── MATERIAL TO PROCESS ──

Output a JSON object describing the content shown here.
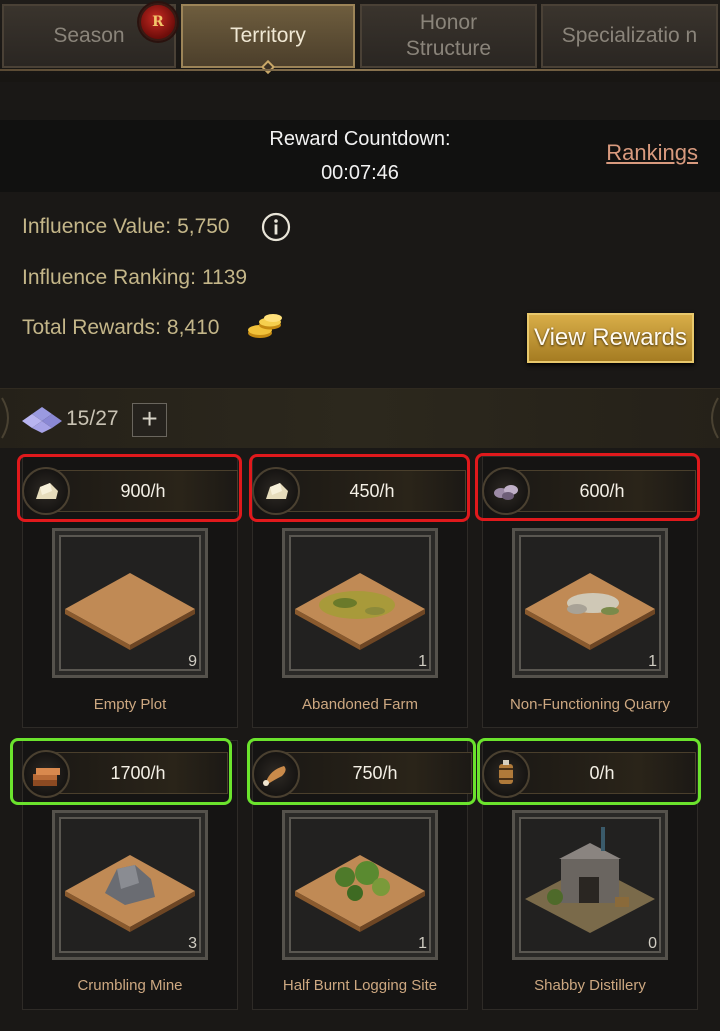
{
  "tabs": [
    {
      "label": "Season"
    },
    {
      "label": "Territory"
    },
    {
      "label": "Honor Structure"
    },
    {
      "label": "Specializatio n"
    }
  ],
  "season_badge": "R",
  "countdown": {
    "title": "Reward Countdown:",
    "time": "00:07:46"
  },
  "rankings_link": "Rankings",
  "stats": {
    "influence_value_label": "Influence Value:",
    "influence_value": "5,750",
    "influence_ranking_label": "Influence Ranking:",
    "influence_ranking": "1139",
    "total_rewards_label": "Total Rewards:",
    "total_rewards": "8,410"
  },
  "view_rewards_label": "View Rewards",
  "plots": {
    "count": "15/27",
    "plus": "+"
  },
  "cards": [
    {
      "rate": "900/h",
      "name": "Empty Plot",
      "count": "9",
      "resource": "stone-icon",
      "highlight": "red"
    },
    {
      "rate": "450/h",
      "name": "Abandoned Farm",
      "count": "1",
      "resource": "stone-icon",
      "highlight": "red"
    },
    {
      "rate": "600/h",
      "name": "Non-Functioning Quarry",
      "count": "1",
      "resource": "ore-icon",
      "highlight": "red"
    },
    {
      "rate": "1700/h",
      "name": "Crumbling Mine",
      "count": "3",
      "resource": "wood-icon",
      "highlight": "green"
    },
    {
      "rate": "750/h",
      "name": "Half Burnt Logging Site",
      "count": "1",
      "resource": "meat-icon",
      "highlight": "green"
    },
    {
      "rate": "0/h",
      "name": "Shabby Distillery",
      "count": "0",
      "resource": "barrel-icon",
      "highlight": "green"
    }
  ],
  "colors": {
    "red_highlight": "#e0191c",
    "green_highlight": "#6be32d",
    "gold_button": "#c8982f"
  }
}
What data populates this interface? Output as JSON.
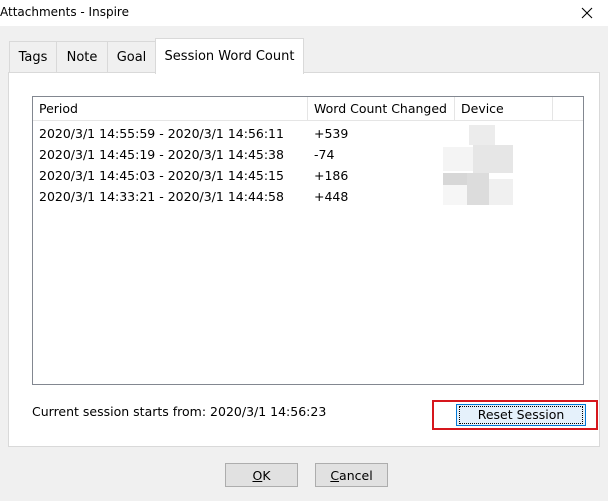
{
  "window": {
    "title": "Attachments - Inspire"
  },
  "tabs": [
    {
      "label": "Tags"
    },
    {
      "label": "Note"
    },
    {
      "label": "Goal"
    },
    {
      "label": "Session Word Count"
    }
  ],
  "list": {
    "columns": [
      "Period",
      "Word Count Changed",
      "Device"
    ],
    "rows": [
      {
        "period": "2020/3/1 14:55:59 - 2020/3/1 14:56:11",
        "change": "+539"
      },
      {
        "period": "2020/3/1 14:45:19 - 2020/3/1 14:45:38",
        "change": "-74"
      },
      {
        "period": "2020/3/1 14:45:03 - 2020/3/1 14:45:15",
        "change": "+186"
      },
      {
        "period": "2020/3/1 14:33:21 - 2020/3/1 14:44:58",
        "change": "+448"
      }
    ]
  },
  "session": {
    "text": "Current session starts from: 2020/3/1 14:56:23",
    "reset_label": "Reset Session"
  },
  "buttons": {
    "ok_first": "O",
    "ok_rest": "K",
    "cancel_first": "C",
    "cancel_rest": "ancel"
  },
  "colors": {
    "highlight": "#d6171d",
    "accent": "#0078d7"
  }
}
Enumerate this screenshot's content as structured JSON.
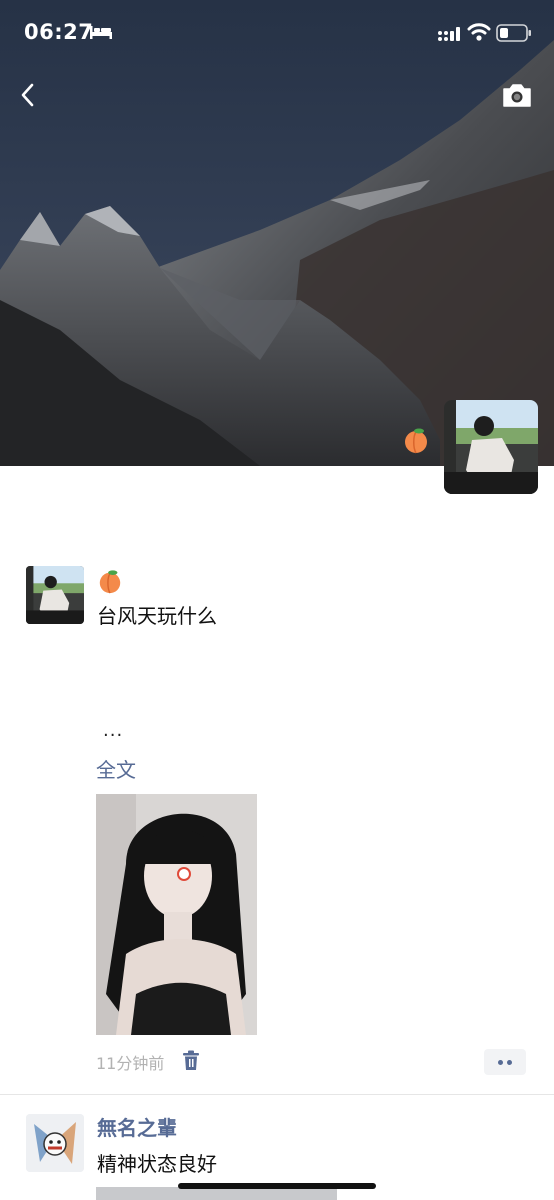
{
  "status_bar": {
    "time": "06:27"
  },
  "cover": {
    "owner_badge_emoji": "🍑"
  },
  "posts": [
    {
      "emoji": "🍑",
      "text": "台风天玩什么",
      "ellipsis": "...",
      "full_text_link": "全文",
      "time": "11分钟前"
    },
    {
      "name": "無名之輩",
      "text": "精神状态良好"
    }
  ],
  "colors": {
    "link": "#576b95",
    "timestamp": "#b2b2b2"
  }
}
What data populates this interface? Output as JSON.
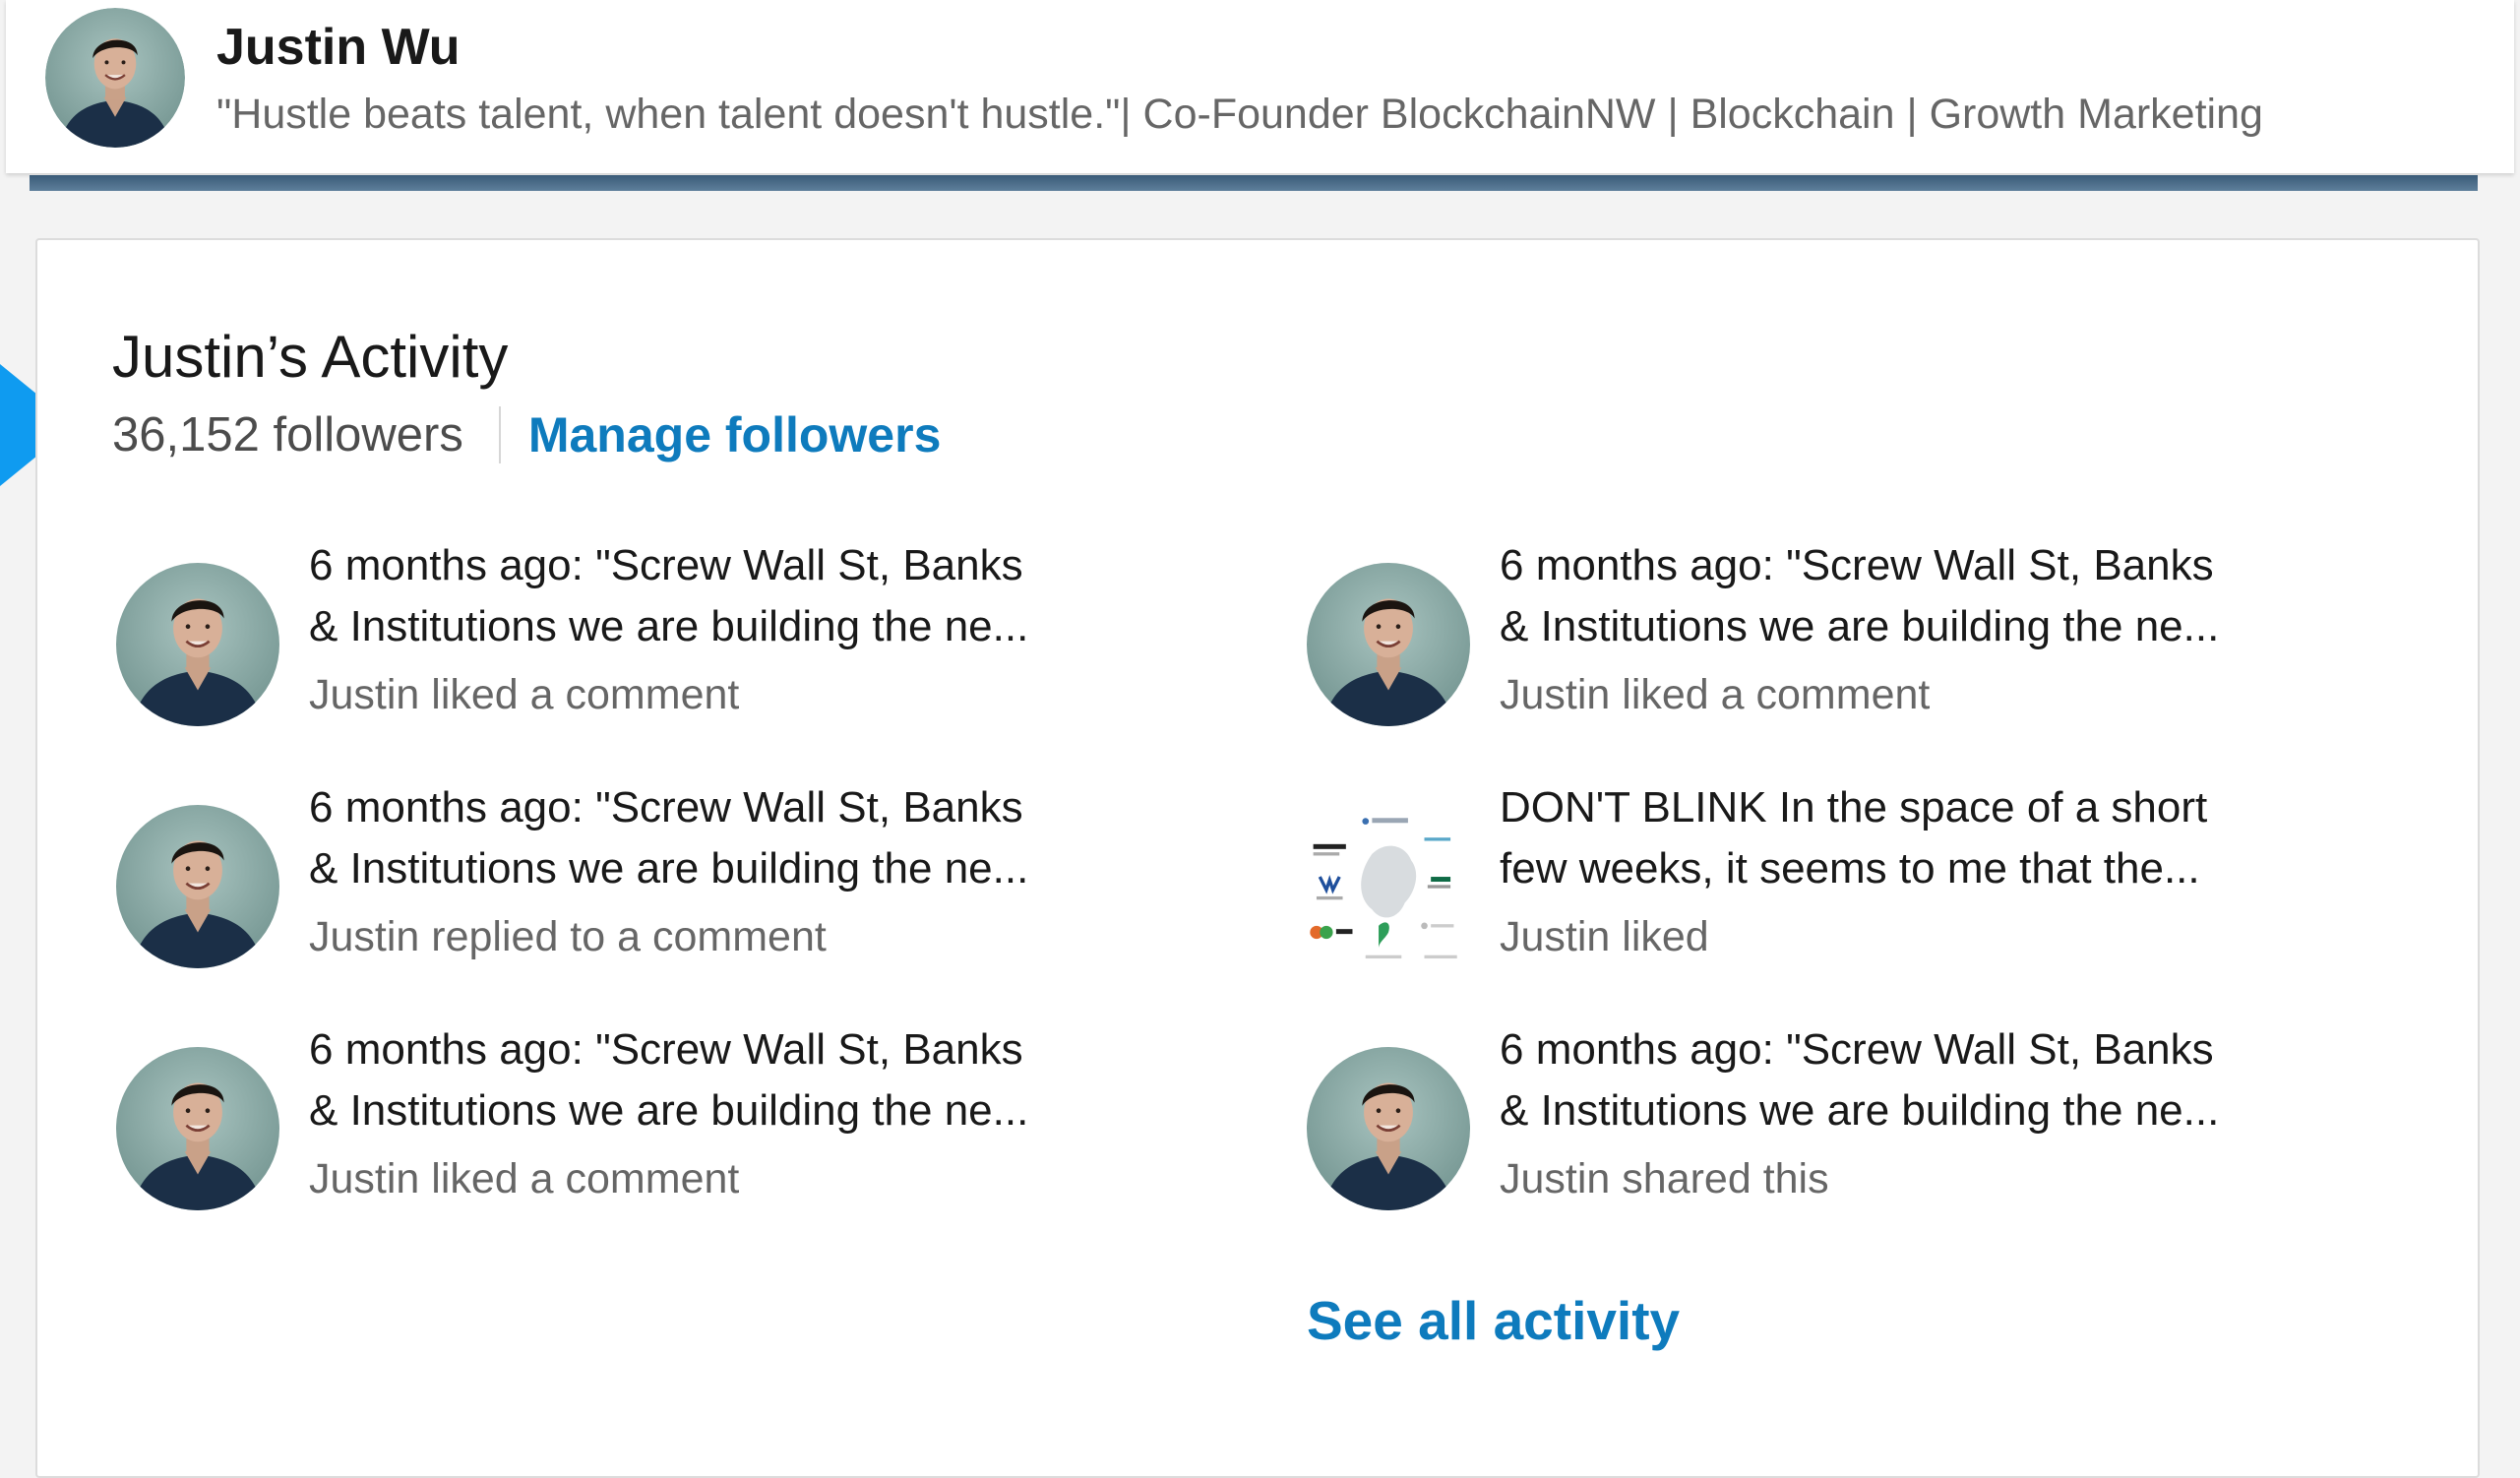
{
  "header": {
    "name": "Justin Wu",
    "headline": "\"Hustle beats talent, when talent doesn't hustle.\"| Co-Founder BlockchainNW | Blockchain | Growth Marketing"
  },
  "activity": {
    "title": "Justin’s Activity",
    "followers": "36,152 followers",
    "manage_label": "Manage followers",
    "see_all_label": "See all activity",
    "items": [
      {
        "line1": "6 months ago: \"Screw Wall St, Banks",
        "line2": "& Institutions we are building the ne...",
        "meta": "Justin liked a comment",
        "thumb": "avatar"
      },
      {
        "line1": "6 months ago: \"Screw Wall St, Banks",
        "line2": "& Institutions we are building the ne...",
        "meta": "Justin liked a comment",
        "thumb": "avatar"
      },
      {
        "line1": "6 months ago: \"Screw Wall St, Banks",
        "line2": "& Institutions we are building the ne...",
        "meta": "Justin replied to a comment",
        "thumb": "avatar"
      },
      {
        "line1": "DON'T BLINK In the space of a short",
        "line2": "few weeks, it seems to me that the...",
        "meta": "Justin liked",
        "thumb": "infographic"
      },
      {
        "line1": "6 months ago: \"Screw Wall St, Banks",
        "line2": "& Institutions we are building the ne...",
        "meta": "Justin liked a comment",
        "thumb": "avatar"
      },
      {
        "line1": "6 months ago: \"Screw Wall St, Banks",
        "line2": "& Institutions we are building the ne...",
        "meta": "Justin shared this",
        "thumb": "avatar"
      }
    ]
  },
  "colors": {
    "link": "#0e7bbd",
    "pointer": "#0f9bf0"
  }
}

───

*GIVEN TASK*:
All the lines above are to be reproduced exactly, except the pictures.

*RESULT OF THE TASK*:
Output a JSON object describing the content shown here.
{
  "tabs": [
    {
      "label": "Season"
    },
    {
      "label": "Territory"
    },
    {
      "label": "Honor Structure"
    },
    {
      "label": "Specializatio n"
    }
  ],
  "season_badge": "R",
  "countdown": {
    "title": "Reward Countdown:",
    "time": "00:07:46"
  },
  "rankings_link": "Rankings",
  "stats": {
    "influence_value_label": "Influence Value:",
    "influence_value": "5,750",
    "influence_ranking_label": "Influence Ranking:",
    "influence_ranking": "1139",
    "total_rewards_label": "Total Rewards:",
    "total_rewards": "8,410"
  },
  "view_rewards_label": "View Rewards",
  "plots": {
    "count": "15/27",
    "plus": "+"
  },
  "cards": [
    {
      "rate": "900/h",
      "name": "Empty Plot",
      "count": "9",
      "resource": "stone-icon",
      "highlight": "red"
    },
    {
      "rate": "450/h",
      "name": "Abandoned Farm",
      "count": "1",
      "resource": "stone-icon",
      "highlight": "red"
    },
    {
      "rate": "600/h",
      "name": "Non-Functioning Quarry",
      "count": "1",
      "resource": "ore-icon",
      "highlight": "red"
    },
    {
      "rate": "1700/h",
      "name": "Crumbling Mine",
      "count": "3",
      "resource": "wood-icon",
      "highlight": "green"
    },
    {
      "rate": "750/h",
      "name": "Half Burnt Logging Site",
      "count": "1",
      "resource": "meat-icon",
      "highlight": "green"
    },
    {
      "rate": "0/h",
      "name": "Shabby Distillery",
      "count": "0",
      "resource": "barrel-icon",
      "highlight": "green"
    }
  ],
  "colors": {
    "red_highlight": "#e0191c",
    "green_highlight": "#6be32d",
    "gold_button": "#c8982f"
  }
}
What data populates this interface? Output as JSON.
{
  "window": {
    "title": "Attachments - Inspire"
  },
  "tabs": [
    {
      "label": "Tags"
    },
    {
      "label": "Note"
    },
    {
      "label": "Goal"
    },
    {
      "label": "Session Word Count"
    }
  ],
  "list": {
    "columns": [
      "Period",
      "Word Count Changed",
      "Device"
    ],
    "rows": [
      {
        "period": "2020/3/1 14:55:59 - 2020/3/1 14:56:11",
        "change": "+539"
      },
      {
        "period": "2020/3/1 14:45:19 - 2020/3/1 14:45:38",
        "change": "-74"
      },
      {
        "period": "2020/3/1 14:45:03 - 2020/3/1 14:45:15",
        "change": "+186"
      },
      {
        "period": "2020/3/1 14:33:21 - 2020/3/1 14:44:58",
        "change": "+448"
      }
    ]
  },
  "session": {
    "text": "Current session starts from: 2020/3/1 14:56:23",
    "reset_label": "Reset Session"
  },
  "buttons": {
    "ok_first": "O",
    "ok_rest": "K",
    "cancel_first": "C",
    "cancel_rest": "ancel"
  },
  "colors": {
    "highlight": "#d6171d",
    "accent": "#0078d7"
  }
}
Enumerate this screenshot's content as structured JSON.
{
  "status_bar": {
    "time": "06:27"
  },
  "cover": {
    "owner_badge_emoji": "🍑"
  },
  "posts": [
    {
      "emoji": "🍑",
      "text": "台风天玩什么",
      "ellipsis": "...",
      "full_text_link": "全文",
      "time": "11分钟前"
    },
    {
      "name": "無名之輩",
      "text": "精神状态良好"
    }
  ],
  "colors": {
    "link": "#576b95",
    "timestamp": "#b2b2b2"
  }
}
What data populates this interface? Output as JSON.
{
  "header": {
    "name": "Justin Wu",
    "headline": "\"Hustle beats talent, when talent doesn't hustle.\"| Co-Founder BlockchainNW | Blockchain | Growth Marketing"
  },
  "activity": {
    "title": "Justin’s Activity",
    "followers": "36,152 followers",
    "manage_label": "Manage followers",
    "see_all_label": "See all activity",
    "items": [
      {
        "line1": "6 months ago: \"Screw Wall St, Banks",
        "line2": "& Institutions we are building the ne...",
        "meta": "Justin liked a comment",
        "thumb": "avatar"
      },
      {
        "line1": "6 months ago: \"Screw Wall St, Banks",
        "line2": "& Institutions we are building the ne...",
        "meta": "Justin liked a comment",
        "thumb": "avatar"
      },
      {
        "line1": "6 months ago: \"Screw Wall St, Banks",
        "line2": "& Institutions we are building the ne...",
        "meta": "Justin replied to a comment",
        "thumb": "avatar"
      },
      {
        "line1": "DON'T BLINK In the space of a short",
        "line2": "few weeks, it seems to me that the...",
        "meta": "Justin liked",
        "thumb": "infographic"
      },
      {
        "line1": "6 months ago: \"Screw Wall St, Banks",
        "line2": "& Institutions we are building the ne...",
        "meta": "Justin liked a comment",
        "thumb": "avatar"
      },
      {
        "line1": "6 months ago: \"Screw Wall St, Banks",
        "line2": "& Institutions we are building the ne...",
        "meta": "Justin shared this",
        "thumb": "avatar"
      }
    ]
  },
  "colors": {
    "link": "#0e7bbd",
    "pointer": "#0f9bf0"
  }
}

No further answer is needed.